Source records
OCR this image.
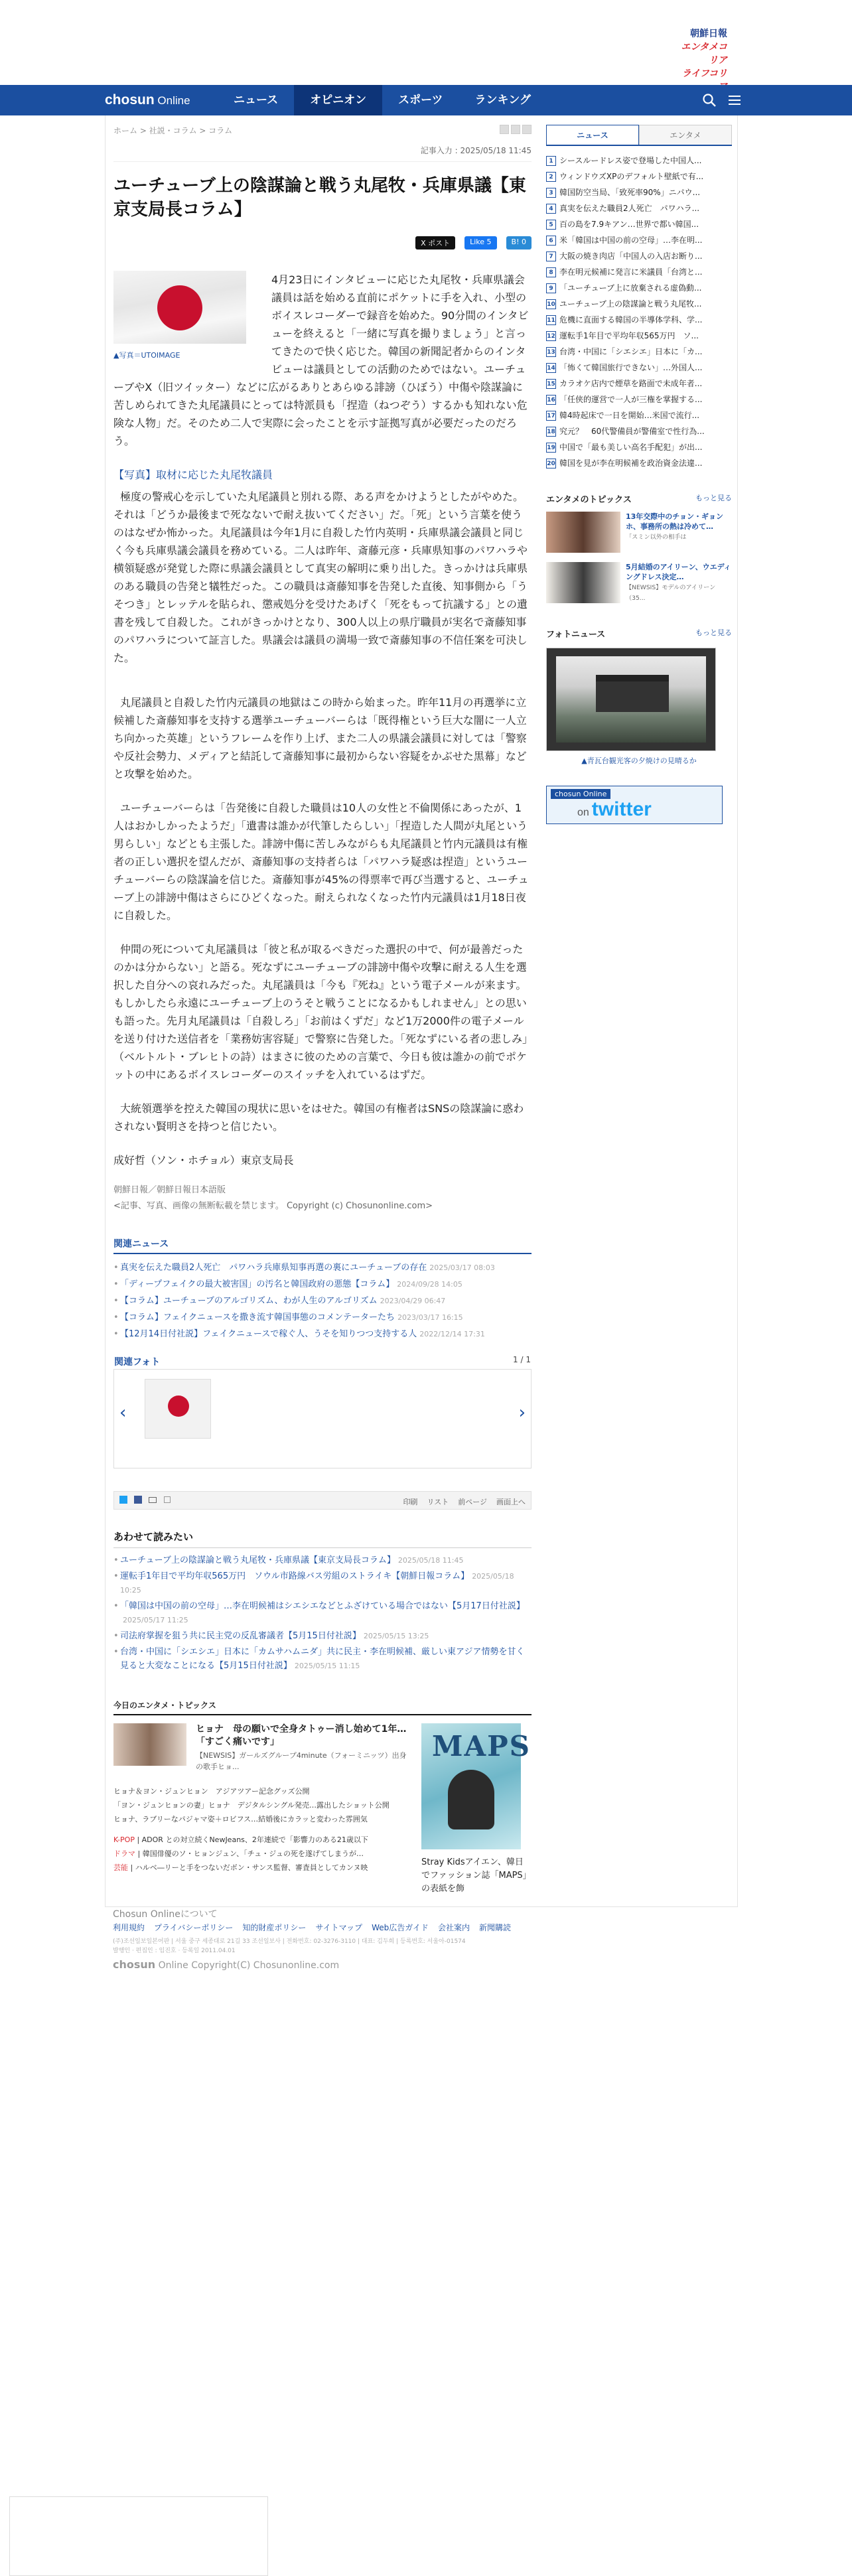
朝鮮日報
エンタメコリア
ライフコリ
chosun Online	ニュース	オピニオン	スポーツ	ランキング
ホーム > 社説・コラム > コラム
記事入力 : 2025/05/18 11:45
ユーチューブ上の陰謀論と戦う丸尾牧・兵庫県議【東京支局長コラム】
X ポスト	Like 5	B! 0
▲写真＝UTOIMAGE

4月23日にインタビューに応じた丸尾牧・兵庫県議会議員は話を始める直前にポケットに手を入れ、小型のボイスレコーダーで録音を始めた。90分間のインタビューを終えると「一緒に写真を撮りましょう」と言ってきたので快く応じた。韓国の新聞記者からのインタビューは議員としての活動のためではない。ユーチューブやX（旧ツイッター）などに広がるありとあらゆる誹謗（ひぼう）中傷や陰謀論に苦しめられてきた丸尾議員にとっては特派員も「捏造（ねつぞう）するかも知れない危険な人物」だ。そのため二人で実際に会ったことを示す証拠写真が必要だったのだろう。

【写真】取材に応じた丸尾牧議員

極度の警戒心を示していた丸尾議員と別れる際、ある声をかけようとしたがやめた。それは「どうか最後まで死なないで耐え抜いてください」だ。「死」という言葉を使うのはなぜか怖かった。丸尾議員は今年1月に自殺した竹内英明・兵庫県議会議員と同じく今も兵庫県議会議員を務めている。二人は昨年、斎藤元彦・兵庫県知事のパワハラや横領疑惑が発覚した際に県議会議員として真実の解明に乗り出した。きっかけは兵庫県のある職員の告発と犠牲だった。この職員は斎藤知事を告発した直後、知事側から「うそつき」とレッテルを貼られ、懲戒処分を受けたあげく「死をもって抗議する」との遺書を残して自殺した。これがきっかけとなり、300人以上の県庁職員が実名で斎藤知事のパワハラについて証言した。県議会は議員の満場一致で斎藤知事の不信任案を可決した。

丸尾議員と自殺した竹内元議員の地獄はこの時から始まった。昨年11月の再選挙に立候補した斎藤知事を支持する選挙ユーチューバーらは「既得権という巨大な闇に一人立ち向かった英雄」というフレームを作り上げ、また二人の県議会議員に対しては「警察や反社会勢力、メディアと結託して斎藤知事に最初からない容疑をかぶせた黒幕」などと攻撃を始めた。

ユーチューバーらは「告発後に自殺した職員は10人の女性と不倫関係にあったが、1人はおかしかったようだ」「遺書は誰かが代筆したらしい」「捏造した人間が丸尾という男らしい」などとも主張した。誹謗中傷に苦しみながらも丸尾議員と竹内元議員は有権者の正しい選択を望んだが、斎藤知事の支持者らは「パワハラ疑惑は捏造」というユーチューバーらの陰謀論を信じた。斎藤知事が45%の得票率で再び当選すると、ユーチューブ上の誹謗中傷はさらにひどくなった。耐えられなくなった竹内元議員は1月18日夜に自殺した。

仲間の死について丸尾議員は「彼と私が取るべきだった選択の中で、何が最善だったのかは分からない」と語る。死なずにユーチューブの誹謗中傷や攻撃に耐える人生を選択した自分への哀れみだった。丸尾議員は「今も『死ね』という電子メールが来ます。もしかしたら永遠にユーチューブ上のうそと戦うことになるかもしれません」との思いも語った。先月丸尾議員は「自殺しろ」「お前はくずだ」など1万2000件の電子メールを送り付けた送信者を「業務妨害容疑」で警察に告発した。「死なずにいる者の悲しみ」（ベルトルト・ブレヒトの詩）はまさに彼のための言葉で、今日も彼は誰かの前でポケットの中にあるボイスレコーダーのスイッチを入れているはずだ。

大統領選挙を控えた韓国の現状に思いをはせた。韓国の有権者はSNSの陰謀論に惑わされない賢明さを持つと信じたい。

成好哲（ソン・ホチョル）東京支局長
朝鮮日報／朝鮮日報日本語版
<記事、写真、画像の無断転載を禁じます。 Copyright (c) Chosunonline.com>
関連ニュース
• 真実を伝えた職員2人死亡　パワハラ兵庫県知事再選の裏にユーチューブの存在 2025/03/17 08:03
• 「ディープフェイクの最大被害国」の汚名と韓国政府の悪態【コラム】 2024/09/28 14:05
• 【コラム】ユーチューブのアルゴリズム、わが人生のアルゴリズム 2023/04/29 06:47
• 【コラム】フェイクニュースを撒き流す韓国事態のコメンテーターたち 2023/03/17 16:15
• 【12月14日付社説】フェイクニュースで稼ぐ人、うそを知りつつ支持する人 2022/12/14 17:31
関連フォト	1 / 1
‹	›
印刷 リスト 前ページ 画面上へ
あわせて読みたい
• ユーチューブ上の陰謀論と戦う丸尾牧・兵庫県議【東京支局長コラム】 2025/05/18 11:45
• 運転手1年目で平均年収565万円　ソウル市路線バス労組のストライキ【朝鮮日報コラム】 2025/05/18 10:25
• 「韓国は中国の前の空母」…李在明候補はシエシエなどとふざけている場合ではない【5月17日付社説】2025/05/17 11:25
• 司法府掌握を狙う共に民主党の反乱審議者【5月15日付社説】 2025/05/15 13:25
• 台湾・中国に「シエシエ」日本に「カムサハムニダ」共に民主・李在明候補、厳しい東アジア情勢を甘く見ると大変なことになる【5月15日付社説】 2025/05/15 11:15
今日のエンタメ・トピックス
ヒョナ　母の願いで全身タトゥー消し始めて1年…「すごく痛いです」
【NEWSIS】ガールズグループ4minute（フォーミニッツ）出身の歌手ヒョ...
ヒョナ＆ヨン・ジュンヒョン　アジアツアー記念グッズ公開
「ヨン・ジュンヒョンの妻」ヒョナ　デジタルシングル発売…露出したショット公開
ヒョナ、ラブリーなパジャマ姿＋ロビフス…結婚後にカラッと変わった雰囲気
K-POP | ADOR との対立続くNewJeans、2年連続で「影響力のある21歳以下
ドラマ | 韓国俳優のソ・ヒョンジュン、「チュ・ジュの死を遂げてしまうが…
芸能 | ハルベ―リーと手をつないだボン・サンス監督、審査員としてカンヌ映
MAPS
Stray Kidsアイエン、韓日でファッション誌「MAPS」の表紙を飾
ニュース	エンタメ
1 シースルードレス姿で登場した中国人...
2 ウィンドウズXPのデフォルト壁紙で有...
3 韓国防空当局、「致死率90%」ニパウ...
4 真実を伝えた職員2人死亡　パワハラ...
5 百の島を7.9キアン…世界で都い韓国...
6 米「韓国は中国の前の空母」…李在明...
7 大阪の焼き肉店「中国人の入店お断り...
8 李在明元候補に発言に米議員「台湾と...
9 「ユーチューブ上に放棄される虚偽動...
10 ユーチューブ上の陰謀論と戦う丸尾牧...
11 危機に直面する韓国の半導体学科、学...
12 運転手1年目で平均年収565万円　ソ...
13 台湾・中国に「シエシエ」日本に「カ...
14 「怖くて韓国旅行できない」…外国人...
15 カラオケ店内で煙草を路面で未成年者...
16 「任侠的運営で一人が三権を掌握する...
17 韓4時起床で一日を開始…米国で流行...
18 究元？　60代警備員が警備室で性行為...
19 中国で「最も美しい高名手配犯」が出...
20 韓国を見が李在明候補を政治資金法違...
もっと見る
エンタメのトピックス
13年交際中のチョン・ギョンホ、事務所の熱は冷めて…
「スミン以外の相手は
5月結婚のアイリーン、ウエディングドレス決定…
【NEWSIS】モデルのアイリーン（35...
もっと見る
フォトニュース
▲青瓦台観光客の夕焼けの見晴るか
chosun Online
on twitter
Chosun Onlineについて
利用規約 プライバシーポリシー 知的財産ポリシー サイトマップ Web広告ガイド 会社案内 新聞購読
(주)조선일보일본어판 | 서울 중구 세종대로 21길 33 조선일보사 | 전화번호: 02-3276-3110 | 대표: 김두희 | 등록번호: 서울아-01574
발행인 · 편집인 : 임진호 · 등록일 2011.04.01
chosun Online Copyright(C) Chosunonline.com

* _Short exercise_
Transcribe every entry word for word, but omit the pictures.

* _Task answer_
OCR this image.
朝鮮日報
エンタメコリア
ライフコリ
chosun Online	ニュース	オピニオン	スポーツ	ランキング
ホーム > 社説・コラム > コラム
記事入力 : 2025/05/18 11:45
ユーチューブ上の陰謀論と戦う丸尾牧・兵庫県議【東京支局長コラム】
X ポスト	Like 5	B! 0
▲写真＝UTOIMAGE

4月23日にインタビューに応じた丸尾牧・兵庫県議会議員は話を始める直前にポケットに手を入れ、小型のボイスレコーダーで録音を始めた。90分間のインタビューを終えると「一緒に写真を撮りましょう」と言ってきたので快く応じた。韓国の新聞記者からのインタビューは議員としての活動のためではない。ユーチューブやX（旧ツイッター）などに広がるありとあらゆる誹謗（ひぼう）中傷や陰謀論に苦しめられてきた丸尾議員にとっては特派員も「捏造（ねつぞう）するかも知れない危険な人物」だ。そのため二人で実際に会ったことを示す証拠写真が必要だったのだろう。

【写真】取材に応じた丸尾牧議員

極度の警戒心を示していた丸尾議員と別れる際、ある声をかけようとしたがやめた。それは「どうか最後まで死なないで耐え抜いてください」だ。「死」という言葉を使うのはなぜか怖かった。丸尾議員は今年1月に自殺した竹内英明・兵庫県議会議員と同じく今も兵庫県議会議員を務めている。二人は昨年、斎藤元彦・兵庫県知事のパワハラや横領疑惑が発覚した際に県議会議員として真実の解明に乗り出した。きっかけは兵庫県のある職員の告発と犠牲だった。この職員は斎藤知事を告発した直後、知事側から「うそつき」とレッテルを貼られ、懲戒処分を受けたあげく「死をもって抗議する」との遺書を残して自殺した。これがきっかけとなり、300人以上の県庁職員が実名で斎藤知事のパワハラについて証言した。県議会は議員の満場一致で斎藤知事の不信任案を可決した。

丸尾議員と自殺した竹内元議員の地獄はこの時から始まった。昨年11月の再選挙に立候補した斎藤知事を支持する選挙ユーチューバーらは「既得権という巨大な闇に一人立ち向かった英雄」というフレームを作り上げ、また二人の県議会議員に対しては「警察や反社会勢力、メディアと結託して斎藤知事に最初からない容疑をかぶせた黒幕」などと攻撃を始めた。

ユーチューバーらは「告発後に自殺した職員は10人の女性と不倫関係にあったが、1人はおかしかったようだ」「遺書は誰かが代筆したらしい」「捏造した人間が丸尾という男らしい」などとも主張した。誹謗中傷に苦しみながらも丸尾議員と竹内元議員は有権者の正しい選択を望んだが、斎藤知事の支持者らは「パワハラ疑惑は捏造」というユーチューバーらの陰謀論を信じた。斎藤知事が45%の得票率で再び当選すると、ユーチューブ上の誹謗中傷はさらにひどくなった。耐えられなくなった竹内元議員は1月18日夜に自殺した。

仲間の死について丸尾議員は「彼と私が取るべきだった選択の中で、何が最善だったのかは分からない」と語る。死なずにユーチューブの誹謗中傷や攻撃に耐える人生を選択した自分への哀れみだった。丸尾議員は「今も『死ね』という電子メールが来ます。もしかしたら永遠にユーチューブ上のうそと戦うことになるかもしれません」との思いも語った。先月丸尾議員は「自殺しろ」「お前はくずだ」など1万2000件の電子メールを送り付けた送信者を「業務妨害容疑」で警察に告発した。「死なずにいる者の悲しみ」（ベルトルト・ブレヒトの詩）はまさに彼のための言葉で、今日も彼は誰かの前でポケットの中にあるボイスレコーダーのスイッチを入れているはずだ。

大統領選挙を控えた韓国の現状に思いをはせた。韓国の有権者はSNSの陰謀論に惑わされない賢明さを持つと信じたい。

成好哲（ソン・ホチョル）東京支局長
朝鮮日報／朝鮮日報日本語版
<記事、写真、画像の無断転載を禁じます。 Copyright (c) Chosunonline.com>
関連ニュース
• 真実を伝えた職員2人死亡　パワハラ兵庫県知事再選の裏にユーチューブの存在 2025/03/17 08:03
• 「ディープフェイクの最大被害国」の汚名と韓国政府の悪態【コラム】 2024/09/28 14:05
• 【コラム】ユーチューブのアルゴリズム、わが人生のアルゴリズム 2023/04/29 06:47
• 【コラム】フェイクニュースを撒き流す韓国事態のコメンテーターたち 2023/03/17 16:15
• 【12月14日付社説】フェイクニュースで稼ぐ人、うそを知りつつ支持する人 2022/12/14 17:31
関連フォト	1 / 1
‹	›
印刷 リスト 前ページ 画面上へ
あわせて読みたい
• ユーチューブ上の陰謀論と戦う丸尾牧・兵庫県議【東京支局長コラム】 2025/05/18 11:45
• 運転手1年目で平均年収565万円　ソウル市路線バス労組のストライキ【朝鮮日報コラム】 2025/05/18 10:25
• 「韓国は中国の前の空母」…李在明候補はシエシエなどとふざけている場合ではない【5月17日付社説】2025/05/17 11:25
• 司法府掌握を狙う共に民主党の反乱審議者【5月15日付社説】 2025/05/15 13:25
• 台湾・中国に「シエシエ」日本に「カムサハムニダ」共に民主・李在明候補、厳しい東アジア情勢を甘く見ると大変なことになる【5月15日付社説】 2025/05/15 11:15
今日のエンタメ・トピックス
ヒョナ　母の願いで全身タトゥー消し始めて1年…「すごく痛いです」
【NEWSIS】ガールズグループ4minute（フォーミニッツ）出身の歌手ヒョ...
ヒョナ＆ヨン・ジュンヒョン　アジアツアー記念グッズ公開
「ヨン・ジュンヒョンの妻」ヒョナ　デジタルシングル発売…露出したショット公開
ヒョナ、ラブリーなパジャマ姿＋ロビフス…結婚後にカラッと変わった雰囲気
K-POP | ADOR との対立続くNewJeans、2年連続で「影響力のある21歳以下
ドラマ | 韓国俳優のソ・ヒョンジュン、「チュ・ジュの死を遂げてしまうが…
芸能 | ハルベ―リーと手をつないだボン・サンス監督、審査員としてカンヌ映
MAPS
Stray Kidsアイエン、韓日でファッション誌「MAPS」の表紙を飾
ニュース	エンタメ
1 シースルードレス姿で登場した中国人...
2 ウィンドウズXPのデフォルト壁紙で有...
3 韓国防空当局、「致死率90%」ニパウ...
4 真実を伝えた職員2人死亡　パワハラ...
5 百の島を7.9キアン…世界で都い韓国...
6 米「韓国は中国の前の空母」…李在明...
7 大阪の焼き肉店「中国人の入店お断り...
8 李在明元候補に発言に米議員「台湾と...
9 「ユーチューブ上に放棄される虚偽動...
10 ユーチューブ上の陰謀論と戦う丸尾牧...
11 危機に直面する韓国の半導体学科、学...
12 運転手1年目で平均年収565万円　ソ...
13 台湾・中国に「シエシエ」日本に「カ...
14 「怖くて韓国旅行できない」…外国人...
15 カラオケ店内で煙草を路面で未成年者...
16 「任侠的運営で一人が三権を掌握する...
17 韓4時起床で一日を開始…米国で流行...
18 究元？　60代警備員が警備室で性行為...
19 中国で「最も美しい高名手配犯」が出...
20 韓国を見が李在明候補を政治資金法違...
もっと見る
エンタメのトピックス
13年交際中のチョン・ギョンホ、事務所の熱は冷めて…
「スミン以外の相手は
5月結婚のアイリーン、ウエディングドレス決定…
【NEWSIS】モデルのアイリーン（35...
もっと見る
フォトニュース
▲青瓦台観光客の夕焼けの見晴るか
chosun Online
on twitter
Chosun Onlineについて
利用規約 プライバシーポリシー 知的財産ポリシー サイトマップ Web広告ガイド 会社案内 新聞購読
(주)조선일보일본어판 | 서울 중구 세종대로 21길 33 조선일보사 | 전화번호: 02-3276-3110 | 대표: 김두희 | 등록번호: 서울아-01574
발행인 · 편집인 : 임진호 · 등록일 2011.04.01
chosun Online Copyright(C) Chosunonline.com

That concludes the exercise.